**Exercise instructions**: Write out every record in full, exactly as written, please.

**Provided material**:

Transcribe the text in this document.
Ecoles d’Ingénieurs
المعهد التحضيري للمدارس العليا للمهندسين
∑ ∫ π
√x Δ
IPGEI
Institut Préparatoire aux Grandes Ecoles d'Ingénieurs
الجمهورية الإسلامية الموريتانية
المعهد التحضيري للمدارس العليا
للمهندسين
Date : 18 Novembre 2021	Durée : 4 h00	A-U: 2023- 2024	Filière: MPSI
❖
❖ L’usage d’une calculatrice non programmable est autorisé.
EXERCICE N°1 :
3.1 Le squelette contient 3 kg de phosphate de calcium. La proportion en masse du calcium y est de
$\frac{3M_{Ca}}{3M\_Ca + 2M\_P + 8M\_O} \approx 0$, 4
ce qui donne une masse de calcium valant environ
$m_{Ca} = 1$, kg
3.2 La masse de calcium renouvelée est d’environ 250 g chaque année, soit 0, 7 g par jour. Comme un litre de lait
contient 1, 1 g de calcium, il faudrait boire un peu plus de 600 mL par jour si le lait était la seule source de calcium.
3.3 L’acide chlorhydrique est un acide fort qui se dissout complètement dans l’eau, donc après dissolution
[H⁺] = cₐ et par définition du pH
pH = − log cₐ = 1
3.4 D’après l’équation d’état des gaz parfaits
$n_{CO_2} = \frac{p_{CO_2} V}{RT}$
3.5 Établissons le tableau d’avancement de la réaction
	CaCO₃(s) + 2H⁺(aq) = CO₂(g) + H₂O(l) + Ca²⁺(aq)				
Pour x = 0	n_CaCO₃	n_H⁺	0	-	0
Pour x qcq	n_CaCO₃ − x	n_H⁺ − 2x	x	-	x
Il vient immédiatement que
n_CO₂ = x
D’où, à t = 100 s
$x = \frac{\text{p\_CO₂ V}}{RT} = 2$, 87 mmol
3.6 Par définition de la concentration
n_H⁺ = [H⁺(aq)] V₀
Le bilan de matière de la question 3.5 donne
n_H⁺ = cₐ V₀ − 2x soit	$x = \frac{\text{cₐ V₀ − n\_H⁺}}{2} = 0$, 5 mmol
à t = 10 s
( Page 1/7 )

**Reply**:
Transcribe the text in this document.
Ecoles d’Ingénieurs
المعهد التحضيري للمدارس العليا للمهندسين
∑ ∫ π
√x Δ
IPGEI
Institut Préparatoire aux Grandes Ecoles d'Ingénieurs
الجمهورية الإسلامية الموريتانية
المعهد التحضيري للمدارس العليا
للمهندسين
Date : 18 Novembre 2021	Durée : 4 h00	A-U: 2023- 2024	Filière: MPSI
❖
❖ L’usage d’une calculatrice non programmable est autorisé.
EXERCICE N°1 :
3.1 Le squelette contient 3 kg de phosphate de calcium. La proportion en masse du calcium y est de
$\frac{3M_{Ca}}{3M\_Ca + 2M\_P + 8M\_O} \approx 0$, 4
ce qui donne une masse de calcium valant environ
$m_{Ca} = 1$, kg
3.2 La masse de calcium renouvelée est d’environ 250 g chaque année, soit 0, 7 g par jour. Comme un litre de lait
contient 1, 1 g de calcium, il faudrait boire un peu plus de 600 mL par jour si le lait était la seule source de calcium.
3.3 L’acide chlorhydrique est un acide fort qui se dissout complètement dans l’eau, donc après dissolution
[H⁺] = cₐ et par définition du pH
pH = − log cₐ = 1
3.4 D’après l’équation d’état des gaz parfaits
$n_{CO_2} = \frac{p_{CO_2} V}{RT}$
3.5 Établissons le tableau d’avancement de la réaction
	CaCO₃(s) + 2H⁺(aq) = CO₂(g) + H₂O(l) + Ca²⁺(aq)				
Pour x = 0	n_CaCO₃	n_H⁺	0	-	0
Pour x qcq	n_CaCO₃ − x	n_H⁺ − 2x	x	-	x
Il vient immédiatement que
n_CO₂ = x
D’où, à t = 100 s
$x = \frac{\text{p\_CO₂ V}}{RT} = 2$, 87 mmol
3.6 Par définition de la concentration
n_H⁺ = [H⁺(aq)] V₀
Le bilan de matière de la question 3.5 donne
n_H⁺ = cₐ V₀ − 2x soit	$x = \frac{\text{cₐ V₀ − n\_H⁺}}{2} = 0$, 5 mmol
à t = 10 s
( Page 1/7 )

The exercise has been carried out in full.